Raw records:
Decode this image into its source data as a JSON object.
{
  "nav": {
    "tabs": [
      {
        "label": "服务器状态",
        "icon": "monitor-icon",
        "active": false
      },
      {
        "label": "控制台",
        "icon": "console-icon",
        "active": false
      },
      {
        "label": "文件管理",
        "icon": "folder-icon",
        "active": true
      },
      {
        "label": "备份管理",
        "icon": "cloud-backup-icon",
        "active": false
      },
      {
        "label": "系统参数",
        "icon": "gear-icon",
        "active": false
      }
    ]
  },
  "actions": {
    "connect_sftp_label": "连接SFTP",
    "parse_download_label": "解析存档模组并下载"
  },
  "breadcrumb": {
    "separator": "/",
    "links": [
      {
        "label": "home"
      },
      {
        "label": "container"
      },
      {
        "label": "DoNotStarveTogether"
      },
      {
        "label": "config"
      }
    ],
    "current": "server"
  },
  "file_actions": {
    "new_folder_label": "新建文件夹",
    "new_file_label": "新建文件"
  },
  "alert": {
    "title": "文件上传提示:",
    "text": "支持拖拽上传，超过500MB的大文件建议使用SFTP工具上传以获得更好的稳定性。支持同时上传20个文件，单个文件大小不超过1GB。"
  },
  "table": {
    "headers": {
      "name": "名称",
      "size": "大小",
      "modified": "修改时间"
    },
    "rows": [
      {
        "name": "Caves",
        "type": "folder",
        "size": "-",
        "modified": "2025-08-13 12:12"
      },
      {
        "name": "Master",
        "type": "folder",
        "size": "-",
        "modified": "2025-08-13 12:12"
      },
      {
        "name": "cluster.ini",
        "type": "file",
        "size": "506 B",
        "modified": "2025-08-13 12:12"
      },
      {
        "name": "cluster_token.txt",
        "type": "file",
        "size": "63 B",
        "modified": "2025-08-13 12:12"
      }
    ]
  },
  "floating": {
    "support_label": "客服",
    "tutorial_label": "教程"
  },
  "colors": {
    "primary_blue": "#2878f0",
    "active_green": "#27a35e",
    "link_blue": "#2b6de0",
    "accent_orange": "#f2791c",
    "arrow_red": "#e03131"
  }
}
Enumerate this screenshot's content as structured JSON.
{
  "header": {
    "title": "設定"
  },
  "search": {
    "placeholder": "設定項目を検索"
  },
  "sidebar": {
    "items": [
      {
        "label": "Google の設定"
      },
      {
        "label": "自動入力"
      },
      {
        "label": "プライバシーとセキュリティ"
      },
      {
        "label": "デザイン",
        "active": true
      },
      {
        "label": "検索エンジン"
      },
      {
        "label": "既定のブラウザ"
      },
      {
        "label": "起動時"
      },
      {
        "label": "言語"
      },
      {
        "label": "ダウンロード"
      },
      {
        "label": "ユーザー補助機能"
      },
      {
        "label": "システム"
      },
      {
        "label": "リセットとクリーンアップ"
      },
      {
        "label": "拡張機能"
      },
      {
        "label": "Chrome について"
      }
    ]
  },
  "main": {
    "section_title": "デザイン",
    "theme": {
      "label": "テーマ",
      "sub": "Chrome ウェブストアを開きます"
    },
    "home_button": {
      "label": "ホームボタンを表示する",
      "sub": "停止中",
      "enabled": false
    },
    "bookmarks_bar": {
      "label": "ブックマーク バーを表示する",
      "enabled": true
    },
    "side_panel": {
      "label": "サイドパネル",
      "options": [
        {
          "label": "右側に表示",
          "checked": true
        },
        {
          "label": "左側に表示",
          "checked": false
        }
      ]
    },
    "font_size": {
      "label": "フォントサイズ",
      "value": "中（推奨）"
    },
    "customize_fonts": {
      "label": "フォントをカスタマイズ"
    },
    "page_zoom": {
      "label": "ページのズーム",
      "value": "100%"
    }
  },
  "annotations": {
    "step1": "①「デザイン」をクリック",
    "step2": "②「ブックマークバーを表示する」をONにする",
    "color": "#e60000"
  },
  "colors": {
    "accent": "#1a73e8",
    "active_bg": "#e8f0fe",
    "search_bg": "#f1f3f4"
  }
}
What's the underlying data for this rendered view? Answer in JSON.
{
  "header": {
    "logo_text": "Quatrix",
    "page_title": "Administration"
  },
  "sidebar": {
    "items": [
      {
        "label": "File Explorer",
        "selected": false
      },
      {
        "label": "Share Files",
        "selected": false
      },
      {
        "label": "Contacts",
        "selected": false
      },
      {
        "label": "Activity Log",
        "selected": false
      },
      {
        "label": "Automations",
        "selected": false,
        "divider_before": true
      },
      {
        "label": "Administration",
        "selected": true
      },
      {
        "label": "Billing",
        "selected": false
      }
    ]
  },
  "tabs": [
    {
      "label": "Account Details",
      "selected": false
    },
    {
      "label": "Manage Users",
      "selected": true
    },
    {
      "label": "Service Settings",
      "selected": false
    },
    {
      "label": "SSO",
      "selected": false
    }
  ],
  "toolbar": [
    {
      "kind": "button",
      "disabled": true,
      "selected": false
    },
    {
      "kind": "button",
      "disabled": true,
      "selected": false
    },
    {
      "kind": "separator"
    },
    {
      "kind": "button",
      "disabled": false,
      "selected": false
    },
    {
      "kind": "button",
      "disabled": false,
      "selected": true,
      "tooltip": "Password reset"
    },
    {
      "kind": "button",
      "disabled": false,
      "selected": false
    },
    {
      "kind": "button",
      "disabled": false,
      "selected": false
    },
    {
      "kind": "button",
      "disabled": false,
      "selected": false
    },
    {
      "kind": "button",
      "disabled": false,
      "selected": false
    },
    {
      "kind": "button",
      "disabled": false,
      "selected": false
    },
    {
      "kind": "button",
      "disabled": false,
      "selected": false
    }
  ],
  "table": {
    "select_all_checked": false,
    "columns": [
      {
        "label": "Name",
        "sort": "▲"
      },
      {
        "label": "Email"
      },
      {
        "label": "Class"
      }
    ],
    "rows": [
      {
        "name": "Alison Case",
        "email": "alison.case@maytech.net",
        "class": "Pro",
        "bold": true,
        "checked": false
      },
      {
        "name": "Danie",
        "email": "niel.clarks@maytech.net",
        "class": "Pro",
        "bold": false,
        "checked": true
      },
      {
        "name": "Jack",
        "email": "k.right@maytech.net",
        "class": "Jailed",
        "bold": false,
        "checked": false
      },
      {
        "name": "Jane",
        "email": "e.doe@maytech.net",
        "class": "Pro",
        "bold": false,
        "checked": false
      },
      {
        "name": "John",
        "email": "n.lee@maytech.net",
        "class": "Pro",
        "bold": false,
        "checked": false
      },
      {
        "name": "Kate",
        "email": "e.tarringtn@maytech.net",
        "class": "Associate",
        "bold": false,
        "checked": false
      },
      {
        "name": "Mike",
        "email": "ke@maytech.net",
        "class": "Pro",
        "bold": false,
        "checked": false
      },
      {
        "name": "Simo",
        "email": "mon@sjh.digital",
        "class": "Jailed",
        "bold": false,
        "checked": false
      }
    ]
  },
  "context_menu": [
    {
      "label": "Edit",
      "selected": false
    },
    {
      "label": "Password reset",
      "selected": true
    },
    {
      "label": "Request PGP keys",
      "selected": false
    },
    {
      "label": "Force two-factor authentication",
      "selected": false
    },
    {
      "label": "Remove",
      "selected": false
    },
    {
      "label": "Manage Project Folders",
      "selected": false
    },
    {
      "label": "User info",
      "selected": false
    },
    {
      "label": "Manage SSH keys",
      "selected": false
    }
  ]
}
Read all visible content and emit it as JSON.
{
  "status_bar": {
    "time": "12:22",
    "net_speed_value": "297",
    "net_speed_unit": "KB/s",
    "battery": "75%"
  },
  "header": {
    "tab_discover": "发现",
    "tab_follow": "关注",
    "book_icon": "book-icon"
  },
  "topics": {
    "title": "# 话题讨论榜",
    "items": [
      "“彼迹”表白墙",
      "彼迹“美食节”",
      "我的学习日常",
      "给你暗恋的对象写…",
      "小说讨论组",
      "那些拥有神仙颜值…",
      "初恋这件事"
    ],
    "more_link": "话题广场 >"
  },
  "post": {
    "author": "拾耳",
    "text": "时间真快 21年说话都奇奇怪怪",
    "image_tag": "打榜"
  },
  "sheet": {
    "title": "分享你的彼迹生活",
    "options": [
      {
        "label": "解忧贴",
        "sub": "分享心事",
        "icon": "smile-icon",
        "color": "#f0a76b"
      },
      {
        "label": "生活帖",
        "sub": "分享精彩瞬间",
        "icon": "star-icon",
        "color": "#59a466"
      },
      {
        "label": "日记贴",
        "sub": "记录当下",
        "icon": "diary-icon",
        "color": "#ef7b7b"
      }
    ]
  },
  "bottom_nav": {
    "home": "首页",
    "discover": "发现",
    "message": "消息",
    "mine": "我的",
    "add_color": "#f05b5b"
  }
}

Exercise description:
Find each line in the records holding the string "icon" and show it.

Written answer:
        "icon": "monitor-icon",
        "icon": "console-icon",
        "icon": "folder-icon",
        "icon": "cloud-backup-icon",
        "icon": "gear-icon",
    "book_icon": "book-icon"
        "icon": "smile-icon",
        "icon": "star-icon",
        "icon": "diary-icon",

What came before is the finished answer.